Pick out the lines containing "title".

•••••

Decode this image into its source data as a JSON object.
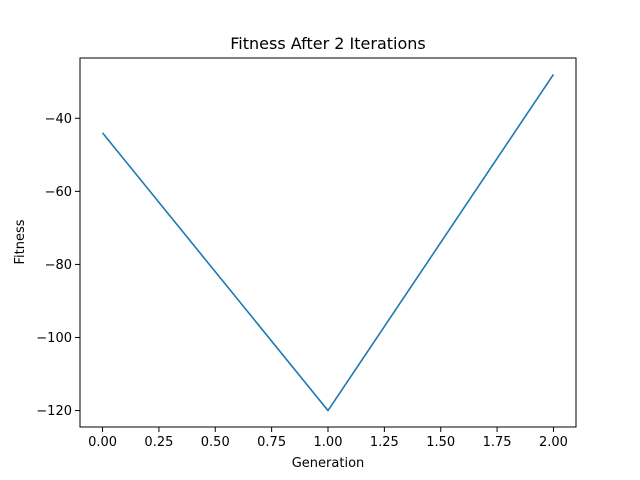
{
  "chart_data": {
    "type": "line",
    "title": "Fitness After 2 Iterations",
    "xlabel": "Generation",
    "ylabel": "Fitness",
    "xlim": [
      -0.1,
      2.1
    ],
    "ylim": [
      -124.5,
      -23.5
    ],
    "x_ticks": [
      0.0,
      0.25,
      0.5,
      0.75,
      1.0,
      1.25,
      1.5,
      1.75,
      2.0
    ],
    "x_tick_labels": [
      "0.00",
      "0.25",
      "0.50",
      "0.75",
      "1.00",
      "1.25",
      "1.50",
      "1.75",
      "2.00"
    ],
    "y_ticks": [
      -120,
      -100,
      -80,
      -60,
      -40
    ],
    "y_tick_labels": [
      "−120",
      "−100",
      "−80",
      "−60",
      "−40"
    ],
    "grid": false,
    "series": [
      {
        "x": [
          0,
          1,
          2
        ],
        "values": [
          -44,
          -120,
          -28
        ],
        "color": "#1f77b4"
      }
    ]
  }
}
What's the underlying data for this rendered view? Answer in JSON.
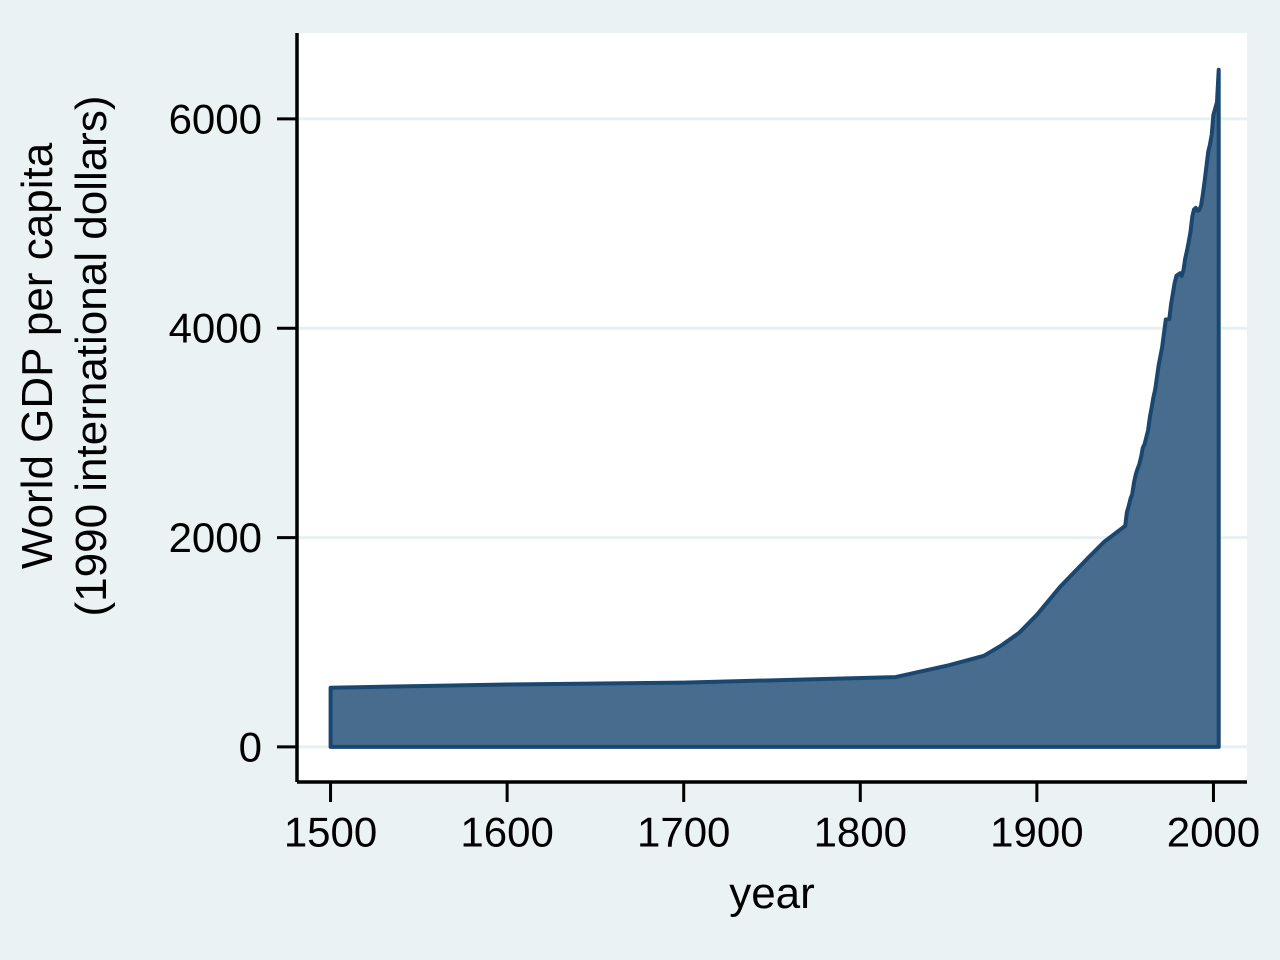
{
  "chart_data": {
    "type": "area",
    "title": "",
    "xlabel": "year",
    "ylabel_lines": [
      "World GDP per capita",
      "(1990 international dollars)"
    ],
    "x_ticks": [
      1500,
      1600,
      1700,
      1800,
      1900,
      2000
    ],
    "y_ticks": [
      0,
      2000,
      4000,
      6000
    ],
    "xlim": [
      1481,
      2019
    ],
    "ylim": [
      -335,
      6820
    ],
    "grid": true,
    "legend": "none",
    "series": [
      {
        "name": "World GDP per capita (1990 international dollars)",
        "baseline": 0,
        "points": [
          [
            1500,
            566
          ],
          [
            1600,
            596
          ],
          [
            1700,
            615
          ],
          [
            1820,
            667
          ],
          [
            1850,
            780
          ],
          [
            1870,
            871
          ],
          [
            1880,
            971
          ],
          [
            1890,
            1090
          ],
          [
            1900,
            1262
          ],
          [
            1913,
            1526
          ],
          [
            1929,
            1806
          ],
          [
            1938,
            1958
          ],
          [
            1950,
            2111
          ],
          [
            1951,
            2243
          ],
          [
            1952,
            2301
          ],
          [
            1953,
            2371
          ],
          [
            1954,
            2413
          ],
          [
            1955,
            2526
          ],
          [
            1956,
            2604
          ],
          [
            1957,
            2655
          ],
          [
            1958,
            2700
          ],
          [
            1959,
            2771
          ],
          [
            1960,
            2858
          ],
          [
            1961,
            2893
          ],
          [
            1962,
            2958
          ],
          [
            1963,
            3026
          ],
          [
            1964,
            3152
          ],
          [
            1965,
            3239
          ],
          [
            1966,
            3340
          ],
          [
            1967,
            3414
          ],
          [
            1968,
            3529
          ],
          [
            1969,
            3649
          ],
          [
            1970,
            3736
          ],
          [
            1971,
            3823
          ],
          [
            1972,
            3952
          ],
          [
            1973,
            4083
          ],
          [
            1974,
            4085
          ],
          [
            1975,
            4087
          ],
          [
            1976,
            4231
          ],
          [
            1977,
            4327
          ],
          [
            1978,
            4431
          ],
          [
            1979,
            4501
          ],
          [
            1980,
            4511
          ],
          [
            1981,
            4524
          ],
          [
            1982,
            4500
          ],
          [
            1983,
            4552
          ],
          [
            1984,
            4665
          ],
          [
            1985,
            4741
          ],
          [
            1986,
            4824
          ],
          [
            1987,
            4920
          ],
          [
            1988,
            5066
          ],
          [
            1989,
            5135
          ],
          [
            1990,
            5149
          ],
          [
            1991,
            5122
          ],
          [
            1992,
            5130
          ],
          [
            1993,
            5173
          ],
          [
            1994,
            5282
          ],
          [
            1995,
            5404
          ],
          [
            1996,
            5544
          ],
          [
            1997,
            5684
          ],
          [
            1998,
            5752
          ],
          [
            1999,
            5848
          ],
          [
            2000,
            6038
          ],
          [
            2001,
            6098
          ],
          [
            2002,
            6160
          ],
          [
            2003,
            6469
          ]
        ]
      }
    ],
    "colors": {
      "page_bg": "#EAF2F3",
      "plot_bg": "#FFFFFF",
      "grid": "#E7F0F2",
      "area_fill": "#486C8E",
      "area_line": "#1A476F",
      "axis": "#000000",
      "text": "#000000"
    }
  }
}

•••••

- _FINAL RESULT_:
    "title": "Fitness After 2 Iterations",
    "title": "",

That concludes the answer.